Dataset rows

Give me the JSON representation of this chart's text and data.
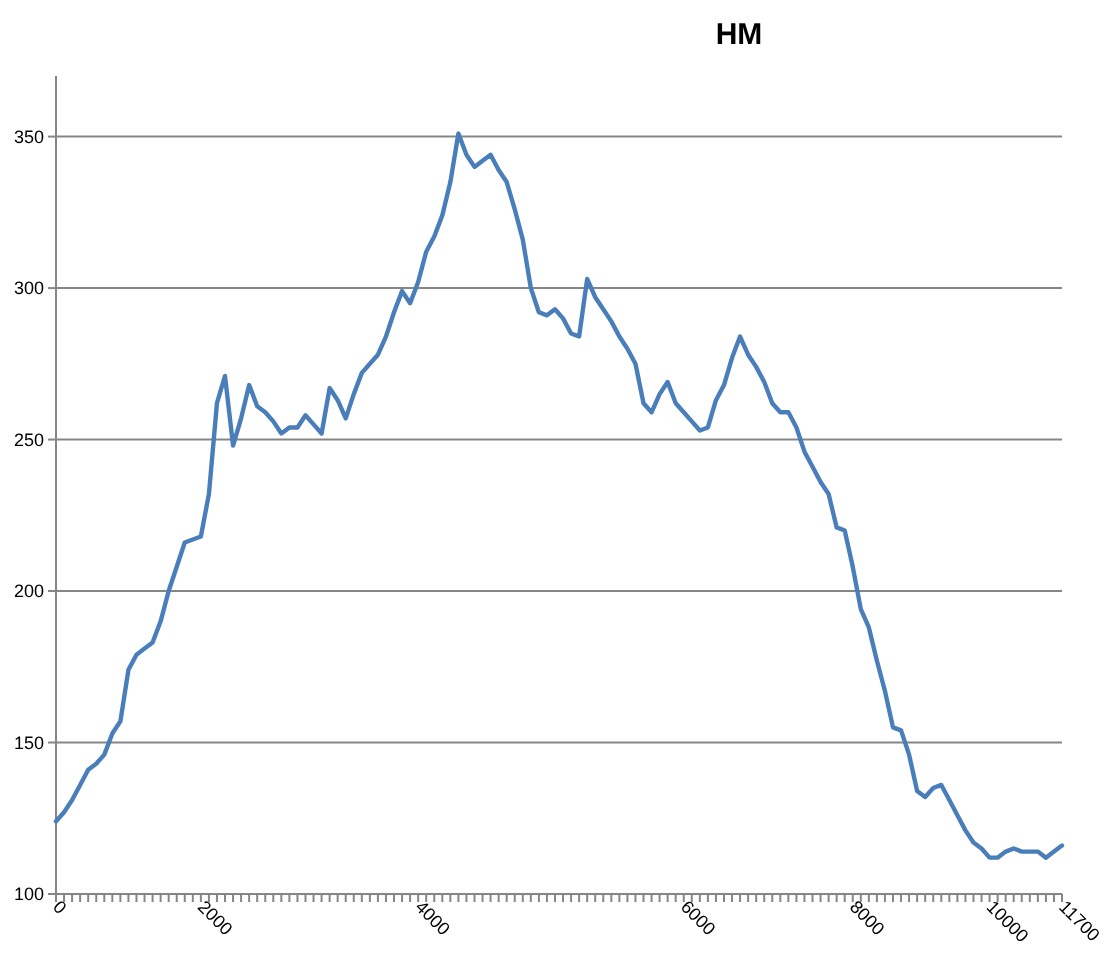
{
  "chart_data": {
    "type": "line",
    "title": "HM",
    "categories": [
      "0",
      null,
      null,
      null,
      null,
      null,
      null,
      null,
      null,
      null,
      null,
      null,
      null,
      null,
      null,
      null,
      null,
      null,
      "2000",
      null,
      null,
      null,
      null,
      null,
      null,
      null,
      null,
      null,
      null,
      null,
      null,
      null,
      null,
      null,
      null,
      null,
      null,
      null,
      null,
      null,
      null,
      null,
      null,
      null,
      null,
      "4000",
      null,
      null,
      null,
      null,
      null,
      null,
      null,
      null,
      null,
      null,
      null,
      null,
      null,
      null,
      null,
      null,
      null,
      null,
      null,
      null,
      null,
      null,
      null,
      null,
      null,
      null,
      null,
      null,
      null,
      null,
      null,
      null,
      "6000",
      null,
      null,
      null,
      null,
      null,
      null,
      null,
      null,
      null,
      null,
      null,
      null,
      null,
      null,
      null,
      null,
      null,
      null,
      null,
      null,
      "8000",
      null,
      null,
      null,
      null,
      null,
      null,
      null,
      null,
      null,
      null,
      null,
      null,
      null,
      null,
      null,
      null,
      "10000",
      null,
      null,
      null,
      null,
      null,
      null,
      null,
      null,
      "11700"
    ],
    "series": [
      {
        "color": "#4a7ebb",
        "values": [
          124,
          127,
          131,
          136,
          141,
          143,
          146,
          153,
          157,
          174,
          179,
          181,
          183,
          190,
          200,
          208,
          216,
          217,
          218,
          232,
          262,
          271,
          248,
          257,
          268,
          261,
          259,
          256,
          252,
          254,
          254,
          258,
          255,
          252,
          267,
          263,
          257,
          265,
          272,
          275,
          278,
          284,
          292,
          299,
          295,
          302,
          312,
          317,
          324,
          335,
          351,
          344,
          340,
          342,
          344,
          339,
          335,
          326,
          316,
          300,
          292,
          291,
          293,
          290,
          285,
          284,
          303,
          297,
          293,
          289,
          284,
          280,
          275,
          262,
          259,
          265,
          269,
          262,
          259,
          256,
          253,
          254,
          263,
          268,
          277,
          284,
          278,
          274,
          269,
          262,
          259,
          259,
          254,
          246,
          241,
          236,
          232,
          221,
          220,
          208,
          194,
          188,
          177,
          167,
          155,
          154,
          146,
          134,
          132,
          135,
          136,
          131,
          126,
          121,
          117,
          115,
          112,
          112,
          114,
          115,
          114,
          114,
          114,
          112,
          114,
          116
        ]
      }
    ],
    "ylim": [
      100,
      370
    ],
    "yticks": [
      100,
      150,
      200,
      250,
      300,
      350
    ],
    "grid": "y",
    "marker": "none",
    "line_style": "solid"
  }
}
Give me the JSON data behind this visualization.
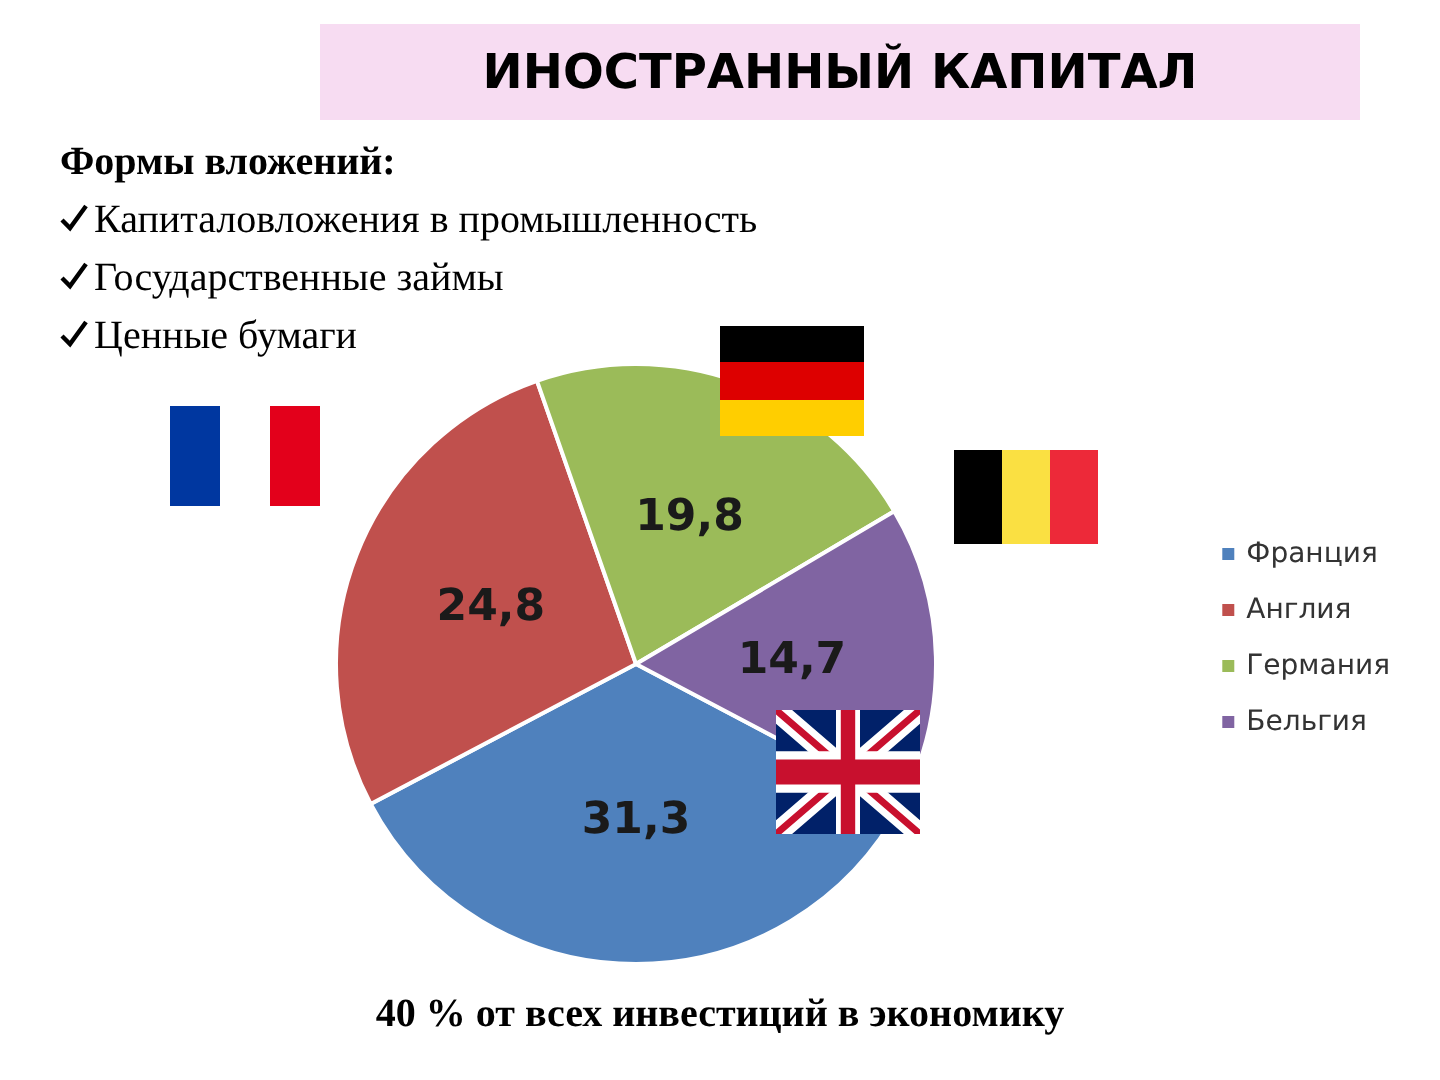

* [GOAL OF THE EXERCISE]:
In the entries above, identify every line with the word "this". Copy those lines.

* [EXERCISE RESULT]:
Give me the JSON representation of this chart's text and data.
Give me the JSON data behind this visualization.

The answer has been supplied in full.